◆ **Task goal**
Write the material out again, line by line, exactly as it is.

◆ **Record extracts**
--------------------------------------------------
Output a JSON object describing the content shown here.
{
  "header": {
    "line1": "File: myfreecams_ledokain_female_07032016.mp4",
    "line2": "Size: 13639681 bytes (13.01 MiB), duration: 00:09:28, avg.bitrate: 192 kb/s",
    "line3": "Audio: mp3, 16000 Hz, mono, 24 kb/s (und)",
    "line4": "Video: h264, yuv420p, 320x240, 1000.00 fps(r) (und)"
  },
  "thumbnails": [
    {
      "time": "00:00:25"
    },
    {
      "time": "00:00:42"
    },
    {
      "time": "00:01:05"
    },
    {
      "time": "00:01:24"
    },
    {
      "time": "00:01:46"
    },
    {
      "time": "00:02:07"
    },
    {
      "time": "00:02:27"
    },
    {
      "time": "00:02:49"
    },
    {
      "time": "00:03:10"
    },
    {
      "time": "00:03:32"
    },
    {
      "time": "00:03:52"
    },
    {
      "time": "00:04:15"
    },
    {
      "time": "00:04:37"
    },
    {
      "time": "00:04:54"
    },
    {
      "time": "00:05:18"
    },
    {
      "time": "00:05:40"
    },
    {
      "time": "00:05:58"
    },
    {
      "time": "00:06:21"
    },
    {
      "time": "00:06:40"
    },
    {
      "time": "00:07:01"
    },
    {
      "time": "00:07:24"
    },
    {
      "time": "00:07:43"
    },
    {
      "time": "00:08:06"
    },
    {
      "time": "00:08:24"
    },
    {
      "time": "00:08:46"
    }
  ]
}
--------------------------------------------------
◆ **Solution to the problem**
Output a JSON object describing the content shown here.
{
  "header": {
    "line1": "File: myfreecams_ledokain_female_07032016.mp4",
    "line2": "Size: 13639681 bytes (13.01 MiB), duration: 00:09:28, avg.bitrate: 192 kb/s",
    "line3": "Audio: mp3, 16000 Hz, mono, 24 kb/s (und)",
    "line4": "Video: h264, yuv420p, 320x240, 1000.00 fps(r) (und)"
  },
  "thumbnails": [
    {
      "time": "00:00:25"
    },
    {
      "time": "00:00:42"
    },
    {
      "time": "00:01:05"
    },
    {
      "time": "00:01:24"
    },
    {
      "time": "00:01:46"
    },
    {
      "time": "00:02:07"
    },
    {
      "time": "00:02:27"
    },
    {
      "time": "00:02:49"
    },
    {
      "time": "00:03:10"
    },
    {
      "time": "00:03:32"
    },
    {
      "time": "00:03:52"
    },
    {
      "time": "00:04:15"
    },
    {
      "time": "00:04:37"
    },
    {
      "time": "00:04:54"
    },
    {
      "time": "00:05:18"
    },
    {
      "time": "00:05:40"
    },
    {
      "time": "00:05:58"
    },
    {
      "time": "00:06:21"
    },
    {
      "time": "00:06:40"
    },
    {
      "time": "00:07:01"
    },
    {
      "time": "00:07:24"
    },
    {
      "time": "00:07:43"
    },
    {
      "time": "00:08:06"
    },
    {
      "time": "00:08:24"
    },
    {
      "time": "00:08:46"
    }
  ]
}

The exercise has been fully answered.